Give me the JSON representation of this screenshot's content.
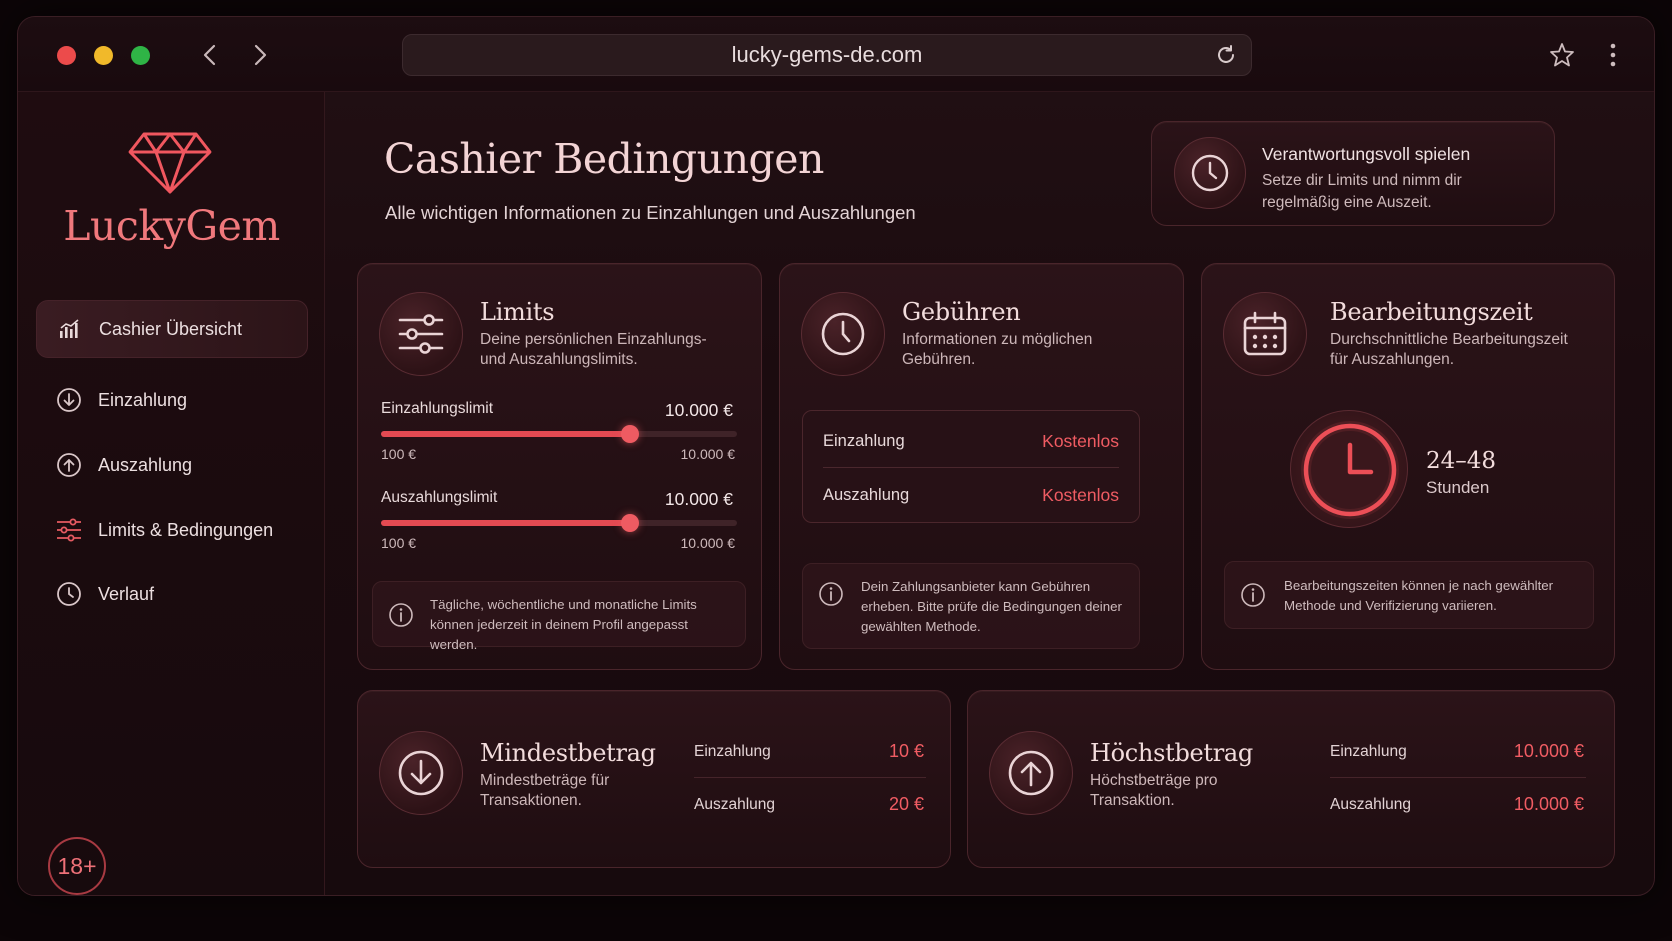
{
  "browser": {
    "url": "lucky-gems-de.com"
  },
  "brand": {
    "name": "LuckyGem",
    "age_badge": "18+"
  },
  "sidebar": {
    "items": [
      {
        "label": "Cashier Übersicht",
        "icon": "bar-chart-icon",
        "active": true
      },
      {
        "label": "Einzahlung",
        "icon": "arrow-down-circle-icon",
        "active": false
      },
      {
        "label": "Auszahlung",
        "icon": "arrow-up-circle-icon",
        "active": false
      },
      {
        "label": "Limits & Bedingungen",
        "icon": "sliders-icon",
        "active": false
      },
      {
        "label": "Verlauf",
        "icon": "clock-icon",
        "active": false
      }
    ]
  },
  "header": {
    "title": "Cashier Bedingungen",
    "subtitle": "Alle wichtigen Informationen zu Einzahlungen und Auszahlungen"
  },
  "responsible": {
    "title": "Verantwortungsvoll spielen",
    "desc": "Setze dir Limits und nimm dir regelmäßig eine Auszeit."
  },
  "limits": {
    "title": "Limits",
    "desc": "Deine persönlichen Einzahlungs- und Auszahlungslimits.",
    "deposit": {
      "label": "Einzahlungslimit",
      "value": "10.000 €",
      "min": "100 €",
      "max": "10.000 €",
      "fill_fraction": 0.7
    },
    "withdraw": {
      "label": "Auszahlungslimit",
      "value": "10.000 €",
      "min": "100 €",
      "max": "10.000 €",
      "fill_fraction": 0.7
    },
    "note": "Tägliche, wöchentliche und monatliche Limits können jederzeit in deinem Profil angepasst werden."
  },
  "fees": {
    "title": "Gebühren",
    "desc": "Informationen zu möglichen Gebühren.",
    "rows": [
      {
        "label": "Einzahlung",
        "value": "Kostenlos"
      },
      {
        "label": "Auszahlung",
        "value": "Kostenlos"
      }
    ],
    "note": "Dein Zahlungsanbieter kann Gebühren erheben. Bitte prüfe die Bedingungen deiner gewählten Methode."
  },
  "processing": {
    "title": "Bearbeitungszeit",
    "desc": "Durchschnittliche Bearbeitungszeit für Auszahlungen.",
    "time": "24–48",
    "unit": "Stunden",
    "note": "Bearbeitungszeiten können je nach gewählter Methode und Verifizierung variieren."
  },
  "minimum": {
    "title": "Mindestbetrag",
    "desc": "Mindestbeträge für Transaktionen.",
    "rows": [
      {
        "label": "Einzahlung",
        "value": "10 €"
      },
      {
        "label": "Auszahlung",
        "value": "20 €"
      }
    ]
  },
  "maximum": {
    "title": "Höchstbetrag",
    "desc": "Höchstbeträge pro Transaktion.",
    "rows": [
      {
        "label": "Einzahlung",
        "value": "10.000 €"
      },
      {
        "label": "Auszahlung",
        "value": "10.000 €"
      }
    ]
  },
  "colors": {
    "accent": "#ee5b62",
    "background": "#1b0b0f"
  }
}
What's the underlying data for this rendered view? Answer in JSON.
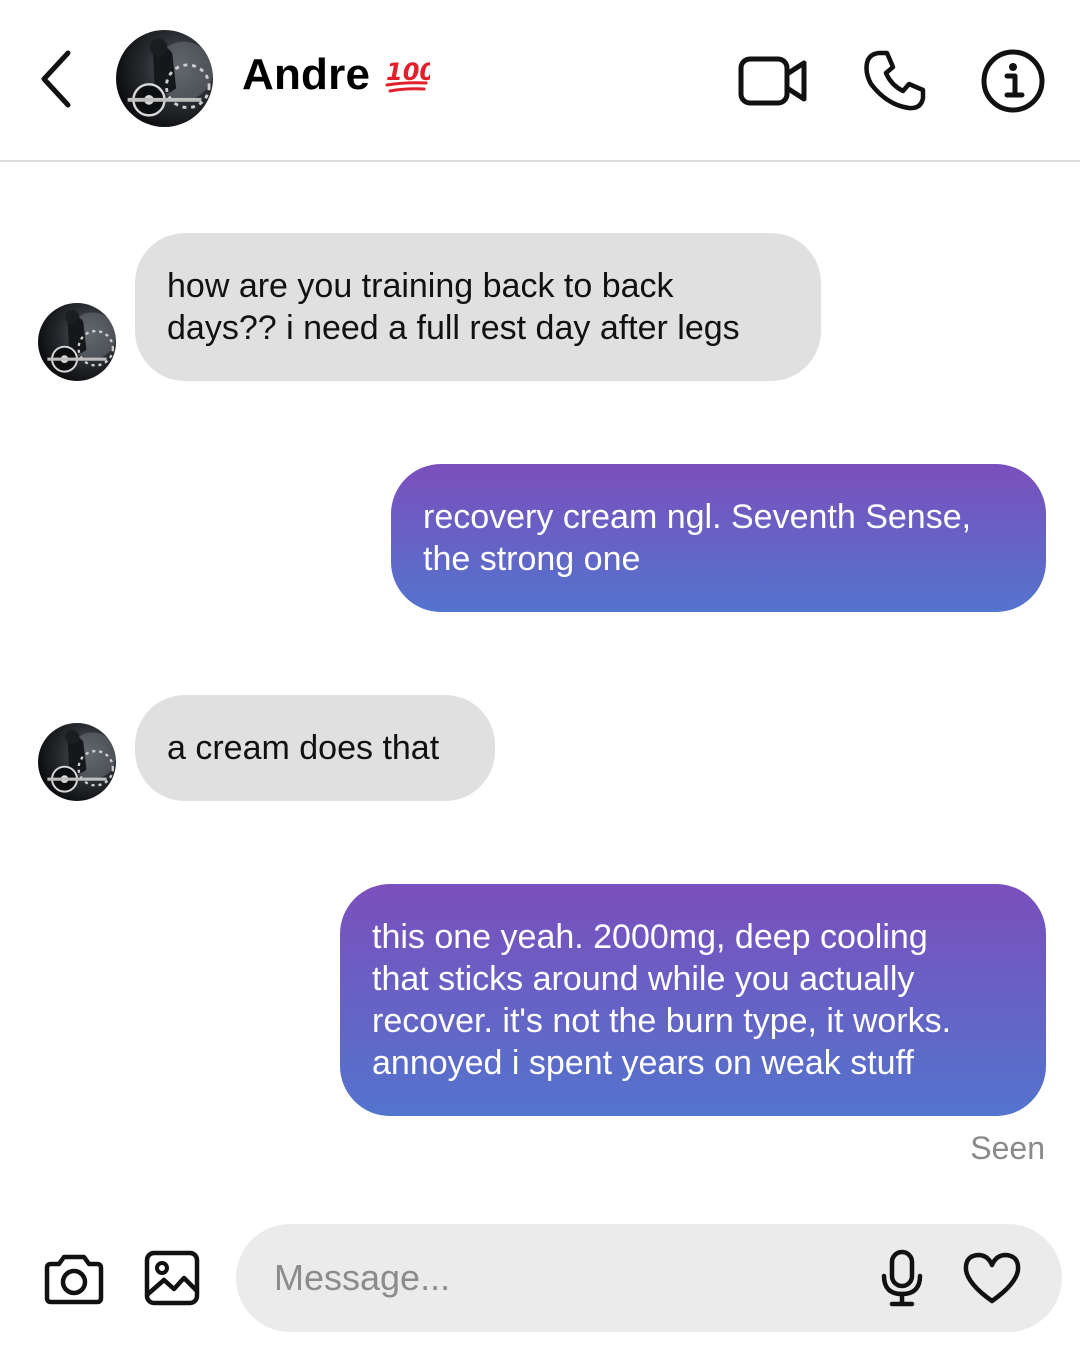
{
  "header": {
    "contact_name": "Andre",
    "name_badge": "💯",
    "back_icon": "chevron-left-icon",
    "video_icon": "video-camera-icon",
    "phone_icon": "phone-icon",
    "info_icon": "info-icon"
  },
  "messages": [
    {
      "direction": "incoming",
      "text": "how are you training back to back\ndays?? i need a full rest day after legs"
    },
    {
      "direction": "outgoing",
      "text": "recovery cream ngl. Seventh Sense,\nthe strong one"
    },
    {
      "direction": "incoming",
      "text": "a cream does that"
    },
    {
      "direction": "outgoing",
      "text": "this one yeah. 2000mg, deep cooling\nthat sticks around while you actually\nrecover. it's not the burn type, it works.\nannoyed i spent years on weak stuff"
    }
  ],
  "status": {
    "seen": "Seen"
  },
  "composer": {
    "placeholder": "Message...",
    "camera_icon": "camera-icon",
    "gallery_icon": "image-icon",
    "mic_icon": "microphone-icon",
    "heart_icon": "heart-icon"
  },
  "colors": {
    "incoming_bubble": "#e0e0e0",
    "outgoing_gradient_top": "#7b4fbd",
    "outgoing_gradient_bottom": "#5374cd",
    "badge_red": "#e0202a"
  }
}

## [TASK GOAL]
Exclude every picture and copy the remaining data exactly.

## [EXERCISE RESPONSE]
Give me the JSON representation of this screenshot's content.
{
  "browser": {
    "url": "lucky-gems-de.com"
  },
  "brand": {
    "name": "LuckyGem",
    "age_badge": "18+"
  },
  "sidebar": {
    "items": [
      {
        "label": "Cashier Übersicht",
        "icon": "bar-chart-icon",
        "active": true
      },
      {
        "label": "Einzahlung",
        "icon": "arrow-down-circle-icon",
        "active": false
      },
      {
        "label": "Auszahlung",
        "icon": "arrow-up-circle-icon",
        "active": false
      },
      {
        "label": "Limits & Bedingungen",
        "icon": "sliders-icon",
        "active": false
      },
      {
        "label": "Verlauf",
        "icon": "clock-icon",
        "active": false
      }
    ]
  },
  "header": {
    "title": "Cashier Bedingungen",
    "subtitle": "Alle wichtigen Informationen zu Einzahlungen und Auszahlungen"
  },
  "responsible": {
    "title": "Verantwortungsvoll spielen",
    "desc": "Setze dir Limits und nimm dir regelmäßig eine Auszeit."
  },
  "limits": {
    "title": "Limits",
    "desc": "Deine persönlichen Einzahlungs- und Auszahlungslimits.",
    "deposit": {
      "label": "Einzahlungslimit",
      "value": "10.000 €",
      "min": "100 €",
      "max": "10.000 €",
      "fill_fraction": 0.7
    },
    "withdraw": {
      "label": "Auszahlungslimit",
      "value": "10.000 €",
      "min": "100 €",
      "max": "10.000 €",
      "fill_fraction": 0.7
    },
    "note": "Tägliche, wöchentliche und monatliche Limits können jederzeit in deinem Profil angepasst werden."
  },
  "fees": {
    "title": "Gebühren",
    "desc": "Informationen zu möglichen Gebühren.",
    "rows": [
      {
        "label": "Einzahlung",
        "value": "Kostenlos"
      },
      {
        "label": "Auszahlung",
        "value": "Kostenlos"
      }
    ],
    "note": "Dein Zahlungsanbieter kann Gebühren erheben. Bitte prüfe die Bedingungen deiner gewählten Methode."
  },
  "processing": {
    "title": "Bearbeitungszeit",
    "desc": "Durchschnittliche Bearbeitungszeit für Auszahlungen.",
    "time": "24–48",
    "unit": "Stunden",
    "note": "Bearbeitungszeiten können je nach gewählter Methode und Verifizierung variieren."
  },
  "minimum": {
    "title": "Mindestbetrag",
    "desc": "Mindestbeträge für Transaktionen.",
    "rows": [
      {
        "label": "Einzahlung",
        "value": "10 €"
      },
      {
        "label": "Auszahlung",
        "value": "20 €"
      }
    ]
  },
  "maximum": {
    "title": "Höchstbetrag",
    "desc": "Höchstbeträge pro Transaktion.",
    "rows": [
      {
        "label": "Einzahlung",
        "value": "10.000 €"
      },
      {
        "label": "Auszahlung",
        "value": "10.000 €"
      }
    ]
  },
  "colors": {
    "accent": "#ee5b62",
    "background": "#1b0b0f"
  }
}
What's the underlying data for this rendered view? Answer in JSON.
{
  "header": {
    "contact_name": "Andre",
    "name_badge": "💯",
    "back_icon": "chevron-left-icon",
    "video_icon": "video-camera-icon",
    "phone_icon": "phone-icon",
    "info_icon": "info-icon"
  },
  "messages": [
    {
      "direction": "incoming",
      "text": "how are you training back to back\ndays?? i need a full rest day after legs"
    },
    {
      "direction": "outgoing",
      "text": "recovery cream ngl. Seventh Sense,\nthe strong one"
    },
    {
      "direction": "incoming",
      "text": "a cream does that"
    },
    {
      "direction": "outgoing",
      "text": "this one yeah. 2000mg, deep cooling\nthat sticks around while you actually\nrecover. it's not the burn type, it works.\nannoyed i spent years on weak stuff"
    }
  ],
  "status": {
    "seen": "Seen"
  },
  "composer": {
    "placeholder": "Message...",
    "camera_icon": "camera-icon",
    "gallery_icon": "image-icon",
    "mic_icon": "microphone-icon",
    "heart_icon": "heart-icon"
  },
  "colors": {
    "incoming_bubble": "#e0e0e0",
    "outgoing_gradient_top": "#7b4fbd",
    "outgoing_gradient_bottom": "#5374cd",
    "badge_red": "#e0202a"
  }
}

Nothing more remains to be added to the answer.